• AIM OF THE TASK
Write the data out again exactly, with no pictures.

## BEGIN EXTRACTED ENTRIES

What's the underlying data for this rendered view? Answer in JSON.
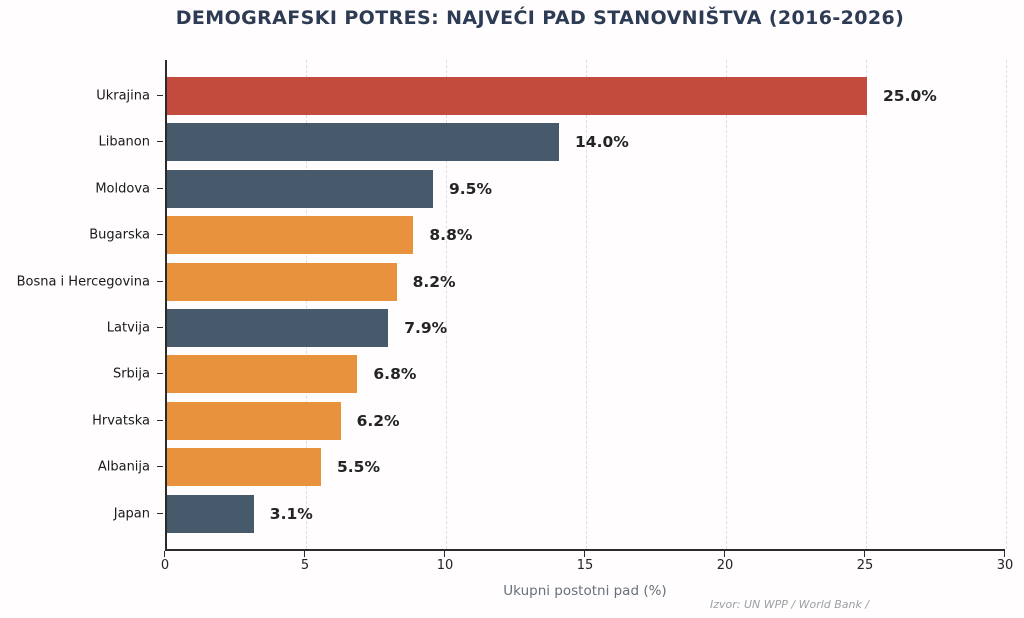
{
  "title": "DEMOGRAFSKI POTRES: NAJVEĆI PAD STANOVNIŠTVA (2016-2026)",
  "source_note": "Izvor: UN WPP / World Bank /",
  "colors": {
    "red": "#c34b3e",
    "slate": "#475a6b",
    "orange": "#e8923e",
    "title_navy": "#2d3b54",
    "axis": "#2b2b2b",
    "grid": "#dedee2",
    "xlabel_gray": "#68707b",
    "source_gray": "#9b9fa6"
  },
  "chart_data": {
    "type": "bar",
    "orientation": "horizontal",
    "title": "DEMOGRAFSKI POTRES: NAJVEĆI PAD STANOVNIŠTVA (2016-2026)",
    "xlabel": "Ukupni postotni pad (%)",
    "ylabel": "",
    "categories": [
      "Ukrajina",
      "Libanon",
      "Moldova",
      "Bugarska",
      "Bosna i Hercegovina",
      "Latvija",
      "Srbija",
      "Hrvatska",
      "Albanija",
      "Japan"
    ],
    "values": [
      25.0,
      14.0,
      9.5,
      8.8,
      8.2,
      7.9,
      6.8,
      6.2,
      5.5,
      3.1
    ],
    "value_labels": [
      "25.0%",
      "14.0%",
      "9.5%",
      "8.8%",
      "8.2%",
      "7.9%",
      "6.8%",
      "6.2%",
      "5.5%",
      "3.1%"
    ],
    "bar_color_keys": [
      "red",
      "slate",
      "slate",
      "orange",
      "orange",
      "slate",
      "orange",
      "orange",
      "orange",
      "slate"
    ],
    "xticks": [
      0,
      5,
      10,
      15,
      20,
      25,
      30
    ],
    "xtick_labels": [
      "0",
      "5",
      "10",
      "15",
      "20",
      "25",
      "30"
    ],
    "xlim": [
      0,
      30
    ],
    "grid": "vertical dashed, on",
    "legend": "none"
  }
}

## END EXTRACTED ENTRIES

• FINISHED EXERCISE
What's the underlying data for this rendered view? Answer in JSON.
{
  "title": "DEMOGRAFSKI POTRES: NAJVEĆI PAD STANOVNIŠTVA (2016-2026)",
  "source_note": "Izvor: UN WPP / World Bank /",
  "colors": {
    "red": "#c34b3e",
    "slate": "#475a6b",
    "orange": "#e8923e",
    "title_navy": "#2d3b54",
    "axis": "#2b2b2b",
    "grid": "#dedee2",
    "xlabel_gray": "#68707b",
    "source_gray": "#9b9fa6"
  },
  "chart_data": {
    "type": "bar",
    "orientation": "horizontal",
    "title": "DEMOGRAFSKI POTRES: NAJVEĆI PAD STANOVNIŠTVA (2016-2026)",
    "xlabel": "Ukupni postotni pad (%)",
    "ylabel": "",
    "categories": [
      "Ukrajina",
      "Libanon",
      "Moldova",
      "Bugarska",
      "Bosna i Hercegovina",
      "Latvija",
      "Srbija",
      "Hrvatska",
      "Albanija",
      "Japan"
    ],
    "values": [
      25.0,
      14.0,
      9.5,
      8.8,
      8.2,
      7.9,
      6.8,
      6.2,
      5.5,
      3.1
    ],
    "value_labels": [
      "25.0%",
      "14.0%",
      "9.5%",
      "8.8%",
      "8.2%",
      "7.9%",
      "6.8%",
      "6.2%",
      "5.5%",
      "3.1%"
    ],
    "bar_color_keys": [
      "red",
      "slate",
      "slate",
      "orange",
      "orange",
      "slate",
      "orange",
      "orange",
      "orange",
      "slate"
    ],
    "xticks": [
      0,
      5,
      10,
      15,
      20,
      25,
      30
    ],
    "xtick_labels": [
      "0",
      "5",
      "10",
      "15",
      "20",
      "25",
      "30"
    ],
    "xlim": [
      0,
      30
    ],
    "grid": "vertical dashed, on",
    "legend": "none"
  }
}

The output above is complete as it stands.